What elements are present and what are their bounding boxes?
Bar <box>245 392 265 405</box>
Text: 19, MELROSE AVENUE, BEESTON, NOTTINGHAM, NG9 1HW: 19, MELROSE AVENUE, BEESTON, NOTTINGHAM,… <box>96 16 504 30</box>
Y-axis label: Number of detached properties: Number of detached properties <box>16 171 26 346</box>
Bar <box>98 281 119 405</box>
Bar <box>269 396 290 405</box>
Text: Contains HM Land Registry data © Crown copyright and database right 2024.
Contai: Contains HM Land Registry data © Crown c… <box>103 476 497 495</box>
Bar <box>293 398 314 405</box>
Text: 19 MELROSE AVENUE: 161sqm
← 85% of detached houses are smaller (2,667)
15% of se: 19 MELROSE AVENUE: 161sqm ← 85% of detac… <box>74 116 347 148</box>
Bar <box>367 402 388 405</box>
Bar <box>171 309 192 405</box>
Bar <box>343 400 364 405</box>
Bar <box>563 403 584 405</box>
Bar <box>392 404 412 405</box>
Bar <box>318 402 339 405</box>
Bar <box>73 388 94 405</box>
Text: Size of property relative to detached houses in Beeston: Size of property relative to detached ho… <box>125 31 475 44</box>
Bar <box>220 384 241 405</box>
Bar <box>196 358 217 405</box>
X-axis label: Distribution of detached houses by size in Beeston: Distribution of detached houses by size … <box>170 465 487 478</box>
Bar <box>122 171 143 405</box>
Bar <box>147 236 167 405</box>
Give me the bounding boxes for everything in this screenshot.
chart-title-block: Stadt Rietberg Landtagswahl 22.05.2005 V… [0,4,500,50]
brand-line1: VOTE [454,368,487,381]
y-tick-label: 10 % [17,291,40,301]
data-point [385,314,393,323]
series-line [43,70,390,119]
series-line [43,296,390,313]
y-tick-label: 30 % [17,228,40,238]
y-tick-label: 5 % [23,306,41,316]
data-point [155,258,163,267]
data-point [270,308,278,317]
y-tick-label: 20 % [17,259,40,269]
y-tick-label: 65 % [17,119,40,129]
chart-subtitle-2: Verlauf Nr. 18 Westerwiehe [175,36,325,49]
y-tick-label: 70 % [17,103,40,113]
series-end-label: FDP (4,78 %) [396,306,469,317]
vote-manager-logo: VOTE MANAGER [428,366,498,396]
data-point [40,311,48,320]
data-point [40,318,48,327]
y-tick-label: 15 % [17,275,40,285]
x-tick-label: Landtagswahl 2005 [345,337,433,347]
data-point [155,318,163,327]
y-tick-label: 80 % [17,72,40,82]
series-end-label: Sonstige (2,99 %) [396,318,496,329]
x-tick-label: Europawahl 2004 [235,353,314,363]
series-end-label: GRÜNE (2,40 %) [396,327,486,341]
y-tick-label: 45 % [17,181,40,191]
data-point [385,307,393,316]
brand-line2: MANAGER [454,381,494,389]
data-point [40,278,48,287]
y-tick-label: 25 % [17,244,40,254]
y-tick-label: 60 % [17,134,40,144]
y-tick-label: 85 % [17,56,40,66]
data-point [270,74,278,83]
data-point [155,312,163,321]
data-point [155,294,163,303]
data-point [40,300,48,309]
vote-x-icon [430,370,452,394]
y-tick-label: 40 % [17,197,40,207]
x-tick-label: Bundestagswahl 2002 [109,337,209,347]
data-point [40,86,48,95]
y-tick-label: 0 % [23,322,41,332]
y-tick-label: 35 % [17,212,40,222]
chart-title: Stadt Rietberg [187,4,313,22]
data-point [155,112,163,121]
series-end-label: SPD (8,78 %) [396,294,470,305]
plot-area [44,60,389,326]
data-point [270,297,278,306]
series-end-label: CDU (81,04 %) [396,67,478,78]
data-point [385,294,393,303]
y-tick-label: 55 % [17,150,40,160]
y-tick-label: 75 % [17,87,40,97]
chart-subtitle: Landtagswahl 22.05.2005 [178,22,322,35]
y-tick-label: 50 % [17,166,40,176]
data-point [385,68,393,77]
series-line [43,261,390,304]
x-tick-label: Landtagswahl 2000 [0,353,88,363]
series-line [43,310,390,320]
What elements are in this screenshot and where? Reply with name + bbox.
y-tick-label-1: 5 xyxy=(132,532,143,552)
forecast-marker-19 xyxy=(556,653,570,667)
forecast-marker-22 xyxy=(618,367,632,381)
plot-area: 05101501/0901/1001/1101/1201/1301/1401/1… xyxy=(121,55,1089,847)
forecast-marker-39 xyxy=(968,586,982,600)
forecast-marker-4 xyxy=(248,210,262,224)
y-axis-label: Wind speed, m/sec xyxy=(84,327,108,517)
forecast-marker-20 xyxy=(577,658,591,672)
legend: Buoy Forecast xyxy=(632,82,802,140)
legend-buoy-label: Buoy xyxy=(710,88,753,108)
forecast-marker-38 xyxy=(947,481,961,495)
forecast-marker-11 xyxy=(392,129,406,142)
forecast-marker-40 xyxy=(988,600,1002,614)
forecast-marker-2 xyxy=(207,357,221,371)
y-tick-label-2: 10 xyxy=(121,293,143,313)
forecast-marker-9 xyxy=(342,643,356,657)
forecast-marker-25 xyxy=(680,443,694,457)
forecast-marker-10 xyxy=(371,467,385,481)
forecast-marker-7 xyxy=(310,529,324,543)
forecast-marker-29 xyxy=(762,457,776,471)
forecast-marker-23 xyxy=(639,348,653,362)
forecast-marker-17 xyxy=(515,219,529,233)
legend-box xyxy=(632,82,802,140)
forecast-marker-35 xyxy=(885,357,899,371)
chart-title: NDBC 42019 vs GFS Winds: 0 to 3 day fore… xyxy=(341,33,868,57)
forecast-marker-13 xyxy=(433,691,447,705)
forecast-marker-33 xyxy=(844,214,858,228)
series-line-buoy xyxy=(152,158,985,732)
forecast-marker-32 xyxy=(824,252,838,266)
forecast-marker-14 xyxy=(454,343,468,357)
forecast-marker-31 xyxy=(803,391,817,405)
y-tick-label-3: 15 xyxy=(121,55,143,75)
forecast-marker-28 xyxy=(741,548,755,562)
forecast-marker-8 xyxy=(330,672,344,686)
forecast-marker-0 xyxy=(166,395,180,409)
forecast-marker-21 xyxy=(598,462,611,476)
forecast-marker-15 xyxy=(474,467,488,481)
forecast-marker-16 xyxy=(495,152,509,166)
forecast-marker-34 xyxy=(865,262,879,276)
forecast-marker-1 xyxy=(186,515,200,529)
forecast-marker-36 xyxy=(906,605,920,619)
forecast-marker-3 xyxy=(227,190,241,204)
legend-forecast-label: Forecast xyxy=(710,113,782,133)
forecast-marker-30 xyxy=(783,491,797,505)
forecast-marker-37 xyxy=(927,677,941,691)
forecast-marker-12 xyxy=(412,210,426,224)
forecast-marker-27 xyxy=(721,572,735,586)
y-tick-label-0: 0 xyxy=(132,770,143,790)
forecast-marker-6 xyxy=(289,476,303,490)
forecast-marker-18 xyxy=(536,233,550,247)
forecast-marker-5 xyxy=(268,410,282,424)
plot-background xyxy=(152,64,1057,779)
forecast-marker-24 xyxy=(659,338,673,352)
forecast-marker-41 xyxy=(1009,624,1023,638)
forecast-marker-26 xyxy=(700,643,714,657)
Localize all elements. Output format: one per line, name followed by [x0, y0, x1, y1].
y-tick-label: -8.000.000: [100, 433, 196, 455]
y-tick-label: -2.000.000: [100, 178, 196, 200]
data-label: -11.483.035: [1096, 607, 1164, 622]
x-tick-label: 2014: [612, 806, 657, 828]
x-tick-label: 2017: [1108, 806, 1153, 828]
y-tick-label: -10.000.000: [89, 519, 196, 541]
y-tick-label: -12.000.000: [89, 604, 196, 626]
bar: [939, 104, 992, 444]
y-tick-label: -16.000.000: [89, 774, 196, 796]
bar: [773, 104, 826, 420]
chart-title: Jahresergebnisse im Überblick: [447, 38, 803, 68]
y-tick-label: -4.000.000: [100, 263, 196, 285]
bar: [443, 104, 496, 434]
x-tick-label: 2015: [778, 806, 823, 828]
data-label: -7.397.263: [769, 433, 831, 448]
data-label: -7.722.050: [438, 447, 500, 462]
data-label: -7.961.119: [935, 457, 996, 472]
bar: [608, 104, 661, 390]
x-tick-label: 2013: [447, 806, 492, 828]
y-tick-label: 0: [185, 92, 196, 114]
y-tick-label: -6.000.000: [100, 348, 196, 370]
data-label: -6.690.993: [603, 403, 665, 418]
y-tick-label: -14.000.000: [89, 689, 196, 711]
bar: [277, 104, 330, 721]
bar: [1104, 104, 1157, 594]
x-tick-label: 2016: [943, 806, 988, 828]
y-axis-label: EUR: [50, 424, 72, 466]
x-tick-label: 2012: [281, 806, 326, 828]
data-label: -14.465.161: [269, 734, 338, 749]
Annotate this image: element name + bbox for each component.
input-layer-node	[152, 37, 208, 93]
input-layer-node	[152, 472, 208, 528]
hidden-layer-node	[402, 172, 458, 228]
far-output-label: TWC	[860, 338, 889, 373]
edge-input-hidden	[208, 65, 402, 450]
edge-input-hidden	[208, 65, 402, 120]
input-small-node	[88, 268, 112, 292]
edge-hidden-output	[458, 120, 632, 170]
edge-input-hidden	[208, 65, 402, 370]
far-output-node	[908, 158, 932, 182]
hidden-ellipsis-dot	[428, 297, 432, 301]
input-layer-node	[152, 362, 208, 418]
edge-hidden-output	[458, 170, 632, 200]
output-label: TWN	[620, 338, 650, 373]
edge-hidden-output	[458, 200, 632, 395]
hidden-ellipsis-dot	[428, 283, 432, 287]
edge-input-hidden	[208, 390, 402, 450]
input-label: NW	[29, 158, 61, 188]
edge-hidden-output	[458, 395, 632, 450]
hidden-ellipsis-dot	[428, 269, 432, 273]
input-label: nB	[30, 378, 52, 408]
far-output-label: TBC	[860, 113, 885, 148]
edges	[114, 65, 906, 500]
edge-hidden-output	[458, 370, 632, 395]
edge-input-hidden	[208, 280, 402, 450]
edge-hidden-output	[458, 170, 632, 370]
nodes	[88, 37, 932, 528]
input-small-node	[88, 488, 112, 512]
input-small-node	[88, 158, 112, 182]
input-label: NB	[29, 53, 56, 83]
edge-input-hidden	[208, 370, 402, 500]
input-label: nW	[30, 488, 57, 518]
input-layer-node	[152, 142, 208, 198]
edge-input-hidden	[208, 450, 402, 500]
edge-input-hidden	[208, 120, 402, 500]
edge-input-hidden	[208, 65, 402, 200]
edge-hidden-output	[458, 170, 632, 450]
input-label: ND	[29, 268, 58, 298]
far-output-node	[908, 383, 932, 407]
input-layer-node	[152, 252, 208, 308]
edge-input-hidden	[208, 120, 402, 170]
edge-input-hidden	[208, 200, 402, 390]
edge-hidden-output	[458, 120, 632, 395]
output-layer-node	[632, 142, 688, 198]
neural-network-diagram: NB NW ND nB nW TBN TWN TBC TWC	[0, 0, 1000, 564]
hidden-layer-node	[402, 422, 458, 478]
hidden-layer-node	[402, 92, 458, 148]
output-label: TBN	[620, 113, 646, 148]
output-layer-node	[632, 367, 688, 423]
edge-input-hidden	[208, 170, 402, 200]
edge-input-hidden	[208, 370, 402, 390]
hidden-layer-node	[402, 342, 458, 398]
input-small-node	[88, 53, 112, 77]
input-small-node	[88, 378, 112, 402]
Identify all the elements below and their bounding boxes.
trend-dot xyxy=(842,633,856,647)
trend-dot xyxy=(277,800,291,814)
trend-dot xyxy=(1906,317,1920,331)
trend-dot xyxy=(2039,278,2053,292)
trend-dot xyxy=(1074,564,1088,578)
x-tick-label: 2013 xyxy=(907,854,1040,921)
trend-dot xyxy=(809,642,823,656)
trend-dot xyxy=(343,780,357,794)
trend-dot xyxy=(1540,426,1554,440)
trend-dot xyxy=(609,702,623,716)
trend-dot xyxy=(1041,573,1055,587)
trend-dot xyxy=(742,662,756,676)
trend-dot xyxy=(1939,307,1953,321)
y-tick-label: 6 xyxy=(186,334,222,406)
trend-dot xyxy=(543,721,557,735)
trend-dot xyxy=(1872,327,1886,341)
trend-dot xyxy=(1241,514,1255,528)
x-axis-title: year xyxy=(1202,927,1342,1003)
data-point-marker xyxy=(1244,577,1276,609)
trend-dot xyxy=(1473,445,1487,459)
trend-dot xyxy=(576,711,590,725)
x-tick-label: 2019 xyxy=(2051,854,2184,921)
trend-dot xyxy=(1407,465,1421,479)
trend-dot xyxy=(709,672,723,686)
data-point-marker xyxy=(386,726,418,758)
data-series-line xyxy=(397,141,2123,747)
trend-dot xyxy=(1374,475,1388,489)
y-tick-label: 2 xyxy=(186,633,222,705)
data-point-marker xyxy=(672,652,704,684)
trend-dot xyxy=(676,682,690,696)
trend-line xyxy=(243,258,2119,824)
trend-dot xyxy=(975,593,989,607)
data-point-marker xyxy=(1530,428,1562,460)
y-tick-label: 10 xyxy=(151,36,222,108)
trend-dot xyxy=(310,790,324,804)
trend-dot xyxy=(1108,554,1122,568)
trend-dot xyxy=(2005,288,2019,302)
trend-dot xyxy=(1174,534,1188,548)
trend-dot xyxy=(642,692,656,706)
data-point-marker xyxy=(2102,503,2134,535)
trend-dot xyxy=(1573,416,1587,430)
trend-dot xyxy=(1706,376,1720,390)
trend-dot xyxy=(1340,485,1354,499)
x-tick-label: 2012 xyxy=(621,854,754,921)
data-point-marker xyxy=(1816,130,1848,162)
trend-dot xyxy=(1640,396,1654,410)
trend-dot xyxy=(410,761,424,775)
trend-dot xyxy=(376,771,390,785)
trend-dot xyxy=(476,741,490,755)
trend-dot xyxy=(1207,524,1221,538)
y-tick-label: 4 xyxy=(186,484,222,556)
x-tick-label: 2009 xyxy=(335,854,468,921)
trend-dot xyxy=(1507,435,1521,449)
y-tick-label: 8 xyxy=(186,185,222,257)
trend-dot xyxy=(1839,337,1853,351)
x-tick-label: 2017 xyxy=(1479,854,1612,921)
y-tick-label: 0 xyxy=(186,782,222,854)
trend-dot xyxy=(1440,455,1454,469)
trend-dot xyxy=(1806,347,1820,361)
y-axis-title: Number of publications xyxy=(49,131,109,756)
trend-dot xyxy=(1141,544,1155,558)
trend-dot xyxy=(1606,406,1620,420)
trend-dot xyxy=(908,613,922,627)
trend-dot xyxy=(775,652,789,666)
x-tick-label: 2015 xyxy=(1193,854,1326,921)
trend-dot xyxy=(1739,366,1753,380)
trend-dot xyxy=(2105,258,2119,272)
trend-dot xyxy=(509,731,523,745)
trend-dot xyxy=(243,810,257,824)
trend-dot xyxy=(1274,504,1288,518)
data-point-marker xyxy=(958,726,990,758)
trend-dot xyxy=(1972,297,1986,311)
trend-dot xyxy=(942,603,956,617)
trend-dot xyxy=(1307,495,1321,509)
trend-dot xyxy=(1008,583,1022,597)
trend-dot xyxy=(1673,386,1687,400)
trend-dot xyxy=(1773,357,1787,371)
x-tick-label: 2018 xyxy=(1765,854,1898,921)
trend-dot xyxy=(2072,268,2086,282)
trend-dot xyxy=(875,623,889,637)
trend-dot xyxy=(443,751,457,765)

- **Direction**: Copy the items verbatim, from the very first line through the line containing "Bar <box>318 402 339 405</box>", and include that line.

- **Written response**:
What elements are present and what are their bounding boxes?
Bar <box>245 392 265 405</box>
Text: 19, MELROSE AVENUE, BEESTON, NOTTINGHAM, NG9 1HW: 19, MELROSE AVENUE, BEESTON, NOTTINGHAM,… <box>96 16 504 30</box>
Y-axis label: Number of detached properties: Number of detached properties <box>16 171 26 346</box>
Bar <box>98 281 119 405</box>
Bar <box>269 396 290 405</box>
Text: Contains HM Land Registry data © Crown copyright and database right 2024.
Contai: Contains HM Land Registry data © Crown c… <box>103 476 497 495</box>
Bar <box>293 398 314 405</box>
Text: 19 MELROSE AVENUE: 161sqm
← 85% of detached houses are smaller (2,667)
15% of se: 19 MELROSE AVENUE: 161sqm ← 85% of detac… <box>74 116 347 148</box>
Bar <box>367 402 388 405</box>
Bar <box>171 309 192 405</box>
Bar <box>343 400 364 405</box>
Bar <box>563 403 584 405</box>
Bar <box>392 404 412 405</box>
Bar <box>318 402 339 405</box>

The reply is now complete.